● **Recorded information**
───

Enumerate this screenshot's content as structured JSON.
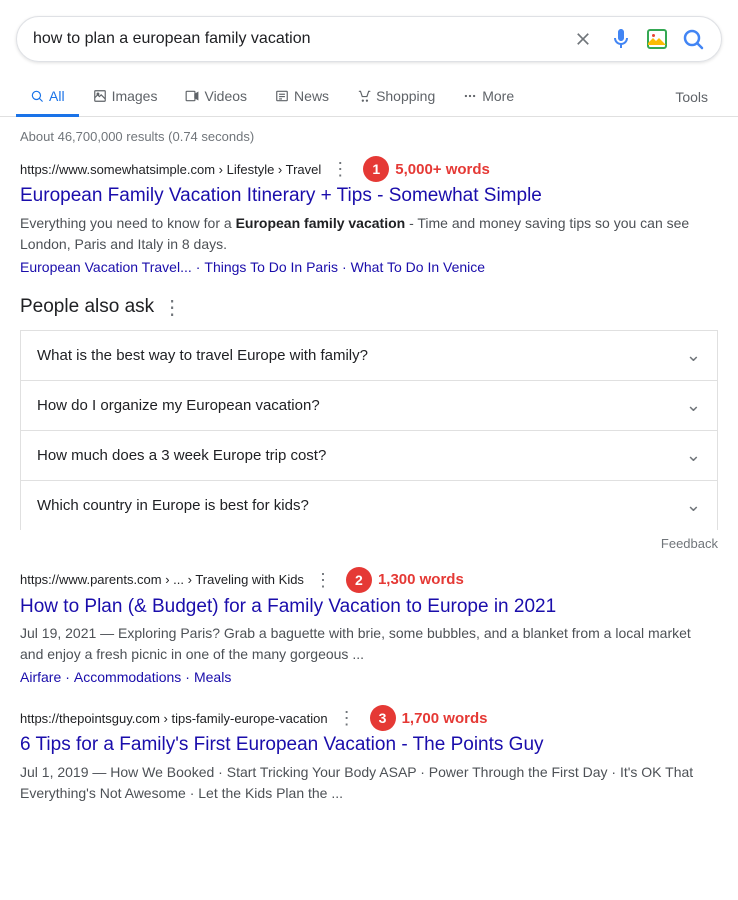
{
  "search": {
    "query": "how to plan a european family vacation",
    "placeholder": "Search"
  },
  "nav": {
    "tabs": [
      {
        "id": "all",
        "label": "All",
        "active": true,
        "icon": "search"
      },
      {
        "id": "images",
        "label": "Images",
        "icon": "images"
      },
      {
        "id": "videos",
        "label": "Videos",
        "icon": "videos"
      },
      {
        "id": "news",
        "label": "News",
        "icon": "news"
      },
      {
        "id": "shopping",
        "label": "Shopping",
        "icon": "shopping"
      },
      {
        "id": "more",
        "label": "More",
        "icon": "more"
      }
    ],
    "tools_label": "Tools"
  },
  "results": {
    "count_text": "About 46,700,000 results (0.74 seconds)",
    "items": [
      {
        "id": 1,
        "url": "https://www.somewhatsimple.com › Lifestyle › Travel",
        "badge_number": "1",
        "badge_words": "5,000+ words",
        "title": "European Family Vacation Itinerary + Tips - Somewhat Simple",
        "snippet_parts": [
          {
            "text": "Everything you need to know for a "
          },
          {
            "text": "European family vacation",
            "bold": true
          },
          {
            "text": " - Time and money saving tips so you can see London, Paris and Italy in 8 days."
          }
        ],
        "links": [
          "European Vacation Travel...",
          "Things To Do In Paris",
          "What To Do In Venice"
        ]
      },
      {
        "id": 2,
        "url": "https://www.parents.com › ... › Traveling with Kids",
        "badge_number": "2",
        "badge_words": "1,300 words",
        "title": "How to Plan (& Budget) for a Family Vacation to Europe in 2021",
        "snippet": "Jul 19, 2021 — Exploring Paris? Grab a baguette with brie, some bubbles, and a blanket from a local market and enjoy a fresh picnic in one of the many gorgeous ...",
        "links": [
          "Airfare",
          "Accommodations",
          "Meals"
        ],
        "links_sep": "·"
      },
      {
        "id": 3,
        "url": "https://thepointsguy.com › tips-family-europe-vacation",
        "badge_number": "3",
        "badge_words": "1,700 words",
        "title": "6 Tips for a Family's First European Vacation - The Points Guy",
        "snippet": "Jul 1, 2019 — How We Booked · Start Tricking Your Body ASAP · Power Through the First Day · It's OK That Everything's Not Awesome · Let the Kids Plan the ..."
      }
    ],
    "paa": {
      "title": "People also ask",
      "questions": [
        "What is the best way to travel Europe with family?",
        "How do I organize my European vacation?",
        "How much does a 3 week Europe trip cost?",
        "Which country in Europe is best for kids?"
      ]
    },
    "feedback_label": "Feedback"
  }
}
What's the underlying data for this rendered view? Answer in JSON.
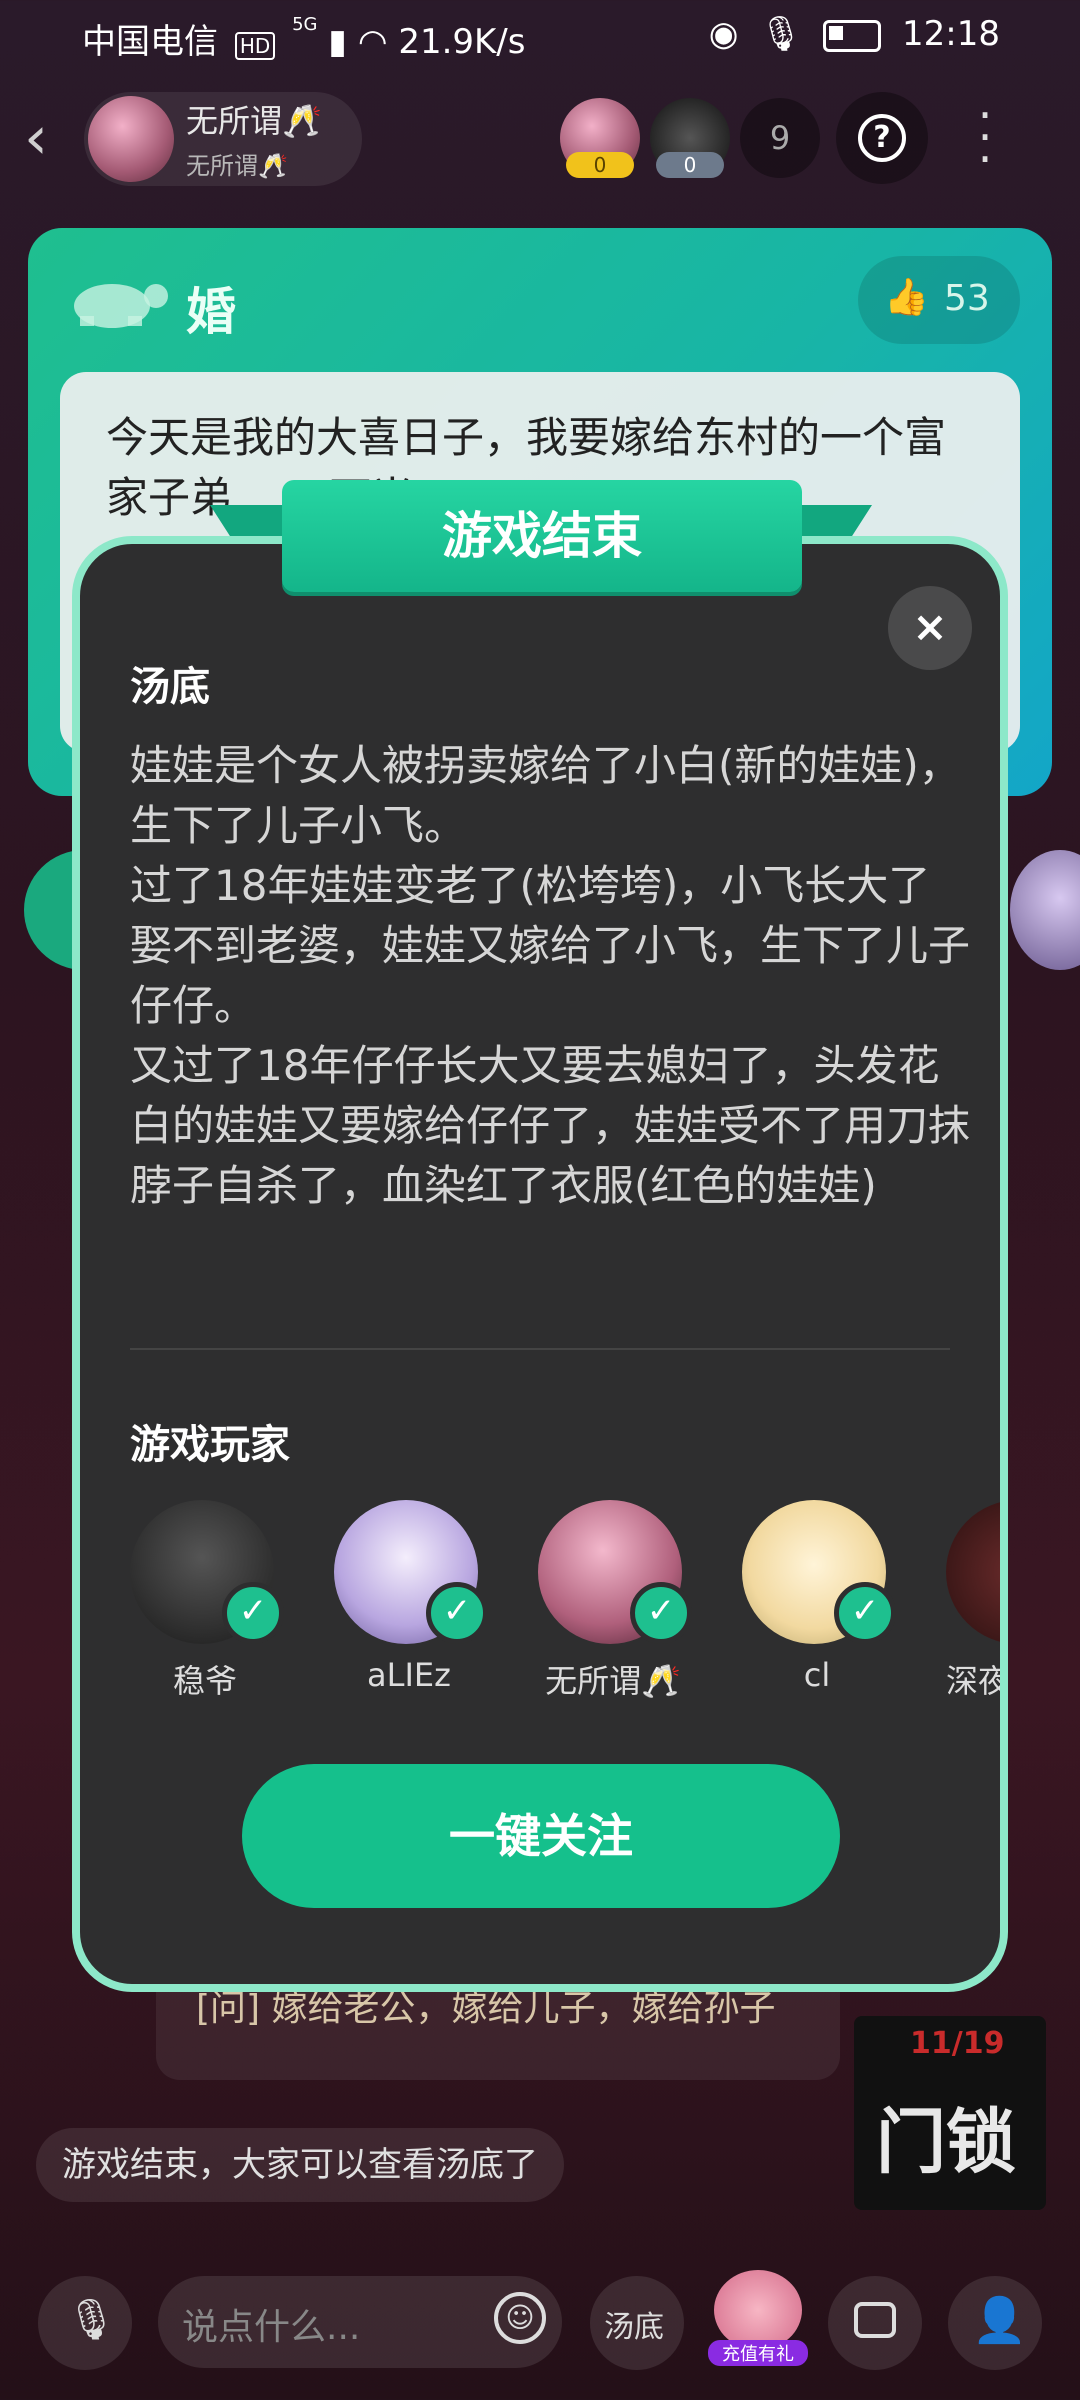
{
  "status_bar": {
    "carrier": "中国电信",
    "speed": "21.9K/s",
    "time": "12:18",
    "net": "5G"
  },
  "header": {
    "host_name": "无所谓🥂",
    "host_subtitle": "无所谓🥂",
    "player_badge_1": "0",
    "player_badge_2": "0",
    "audience_count": "9"
  },
  "question_card": {
    "title": "婚",
    "likes": "53",
    "text": "今天是我的大喜日子，我要嫁给东村的一个富家子弟……  可当"
  },
  "modal": {
    "banner": "游戏结束",
    "answer_title": "汤底",
    "answer_text": "娃娃是个女人被拐卖嫁给了小白(新的娃娃)，生下了儿子小飞。\n过了18年娃娃变老了(松垮垮)，小飞长大了娶不到老婆，娃娃又嫁给了小飞，生下了儿子仔仔。\n又过了18年仔仔长大又要去媳妇了，头发花白的娃娃又要嫁给仔仔了，娃娃受不了用刀抹脖子自杀了，血染红了衣服(红色的娃娃)",
    "players_title": "游戏玩家",
    "players": [
      {
        "name": "稳爷"
      },
      {
        "name": "aLIEz"
      },
      {
        "name": "无所谓🥂"
      },
      {
        "name": "cl"
      },
      {
        "name": "深夜"
      }
    ],
    "follow_all": "一键关注"
  },
  "chat": {
    "bubble_text": "[问] 嫁给老公，嫁给儿子，嫁给孙子",
    "system_message": "游戏结束，大家可以查看汤底了",
    "promo_date": "11/19",
    "promo_title": "门锁"
  },
  "bottom_bar": {
    "input_placeholder": "说点什么...",
    "answer_button": "汤底",
    "gift_label": "充值有礼"
  },
  "colors": {
    "accent": "#15c08c",
    "modal_border": "#8de8c9",
    "modal_bg": "#2e2e2f"
  }
}
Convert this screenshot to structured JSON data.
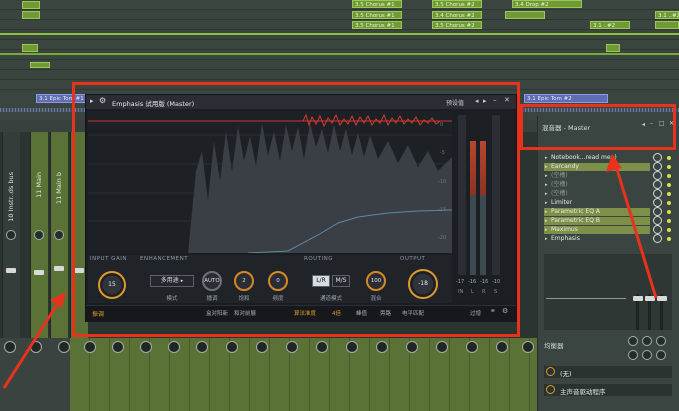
{
  "playlist": {
    "clips_top": [
      {
        "label": "3.5 Chorus #1"
      },
      {
        "label": "3.5 Chorus #1"
      },
      {
        "label": "3.5 Chorus #2"
      },
      {
        "label": "3.4 Chorus #2"
      },
      {
        "label": "3.5 Chorus #1"
      },
      {
        "label": "3.5 Chorus #2"
      },
      {
        "label": "3.4 Drop #2"
      },
      {
        "label": "3.1 ..#2"
      },
      {
        "label": "3.1 ..#2"
      }
    ],
    "pattern_left": "3.1 Epic Tom #1",
    "pattern_right": "3.1 Epic Tom #2"
  },
  "mixer": {
    "strips": [
      {
        "name": "10 Instr..ds bus"
      },
      {
        "name": "11 Main"
      },
      {
        "name": "11 Main b"
      }
    ]
  },
  "plugin": {
    "title": "Emphasis 试用版 (Master)",
    "preset_label": "预设值",
    "db_marks": [
      "0",
      "-5",
      "-10",
      "-15",
      "-20"
    ],
    "meter_values": [
      "-17",
      "-16",
      "-16",
      "-10"
    ],
    "meter_labels": [
      "IN",
      "L",
      "R",
      "S"
    ],
    "sections": {
      "input_gain": "INPUT GAIN",
      "enhancement": "ENHANCEMENT",
      "routing": "ROUTING",
      "output": "OUTPUT"
    },
    "input_knob": "15",
    "mode_select": "多用途",
    "auto_btn": "AUTO",
    "knob2": "2",
    "knob0": "0",
    "lr_btn": "L/R",
    "ms_btn": "M/S",
    "routing_knob": "100",
    "output_knob": "-18",
    "labels": {
      "mode": "模式",
      "harmonic": "播调",
      "amount": "饱和",
      "tone": "频度",
      "channel_mode": "通道模式",
      "mix": "混合",
      "output_gain": "增益"
    },
    "bottom": {
      "brand": "振调",
      "compare": "盒对阳新",
      "undo": "和对前展",
      "quality": "算法准度",
      "ratio": "4倍",
      "oversampling": "峰值",
      "bypass": "旁路",
      "level": "电平匹配",
      "gain_link": "过增"
    }
  },
  "panel": {
    "title": "混音器 - Master",
    "slots": [
      {
        "label": "Notebook...read me :)",
        "state": "on"
      },
      {
        "label": "Earcandy",
        "state": "hl"
      },
      {
        "label": "(空槽)",
        "state": "off"
      },
      {
        "label": "(空槽)",
        "state": "off"
      },
      {
        "label": "(空槽)",
        "state": "off"
      },
      {
        "label": "Limiter",
        "state": "on"
      },
      {
        "label": "Parametric EQ A",
        "state": "hl"
      },
      {
        "label": "Parametric EQ B",
        "state": "hl"
      },
      {
        "label": "Maximus",
        "state": "hl"
      },
      {
        "label": "Emphasis",
        "state": "on"
      }
    ],
    "eq_label": "均衡器",
    "route_label": "(无)",
    "output_label": "主声音驱动程序"
  },
  "colors": {
    "accent_orange": "#e09a2c",
    "highlight_red": "#e8321c",
    "mixer_green": "#5b7236"
  }
}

───

● **What you are asked to do**
From the records above, pick out and copy each line holding the word "First".

● **Answer**
        "title": "6 Tips for a Family's First European Vacation - The Points Guy",
        "snippet": "Jul 1, 2019 — How We Booked · Start Tricking Your Body ASAP · Power Through the First Day · It's OK That Everything's Not Awesome · Let the Kids Plan the ..."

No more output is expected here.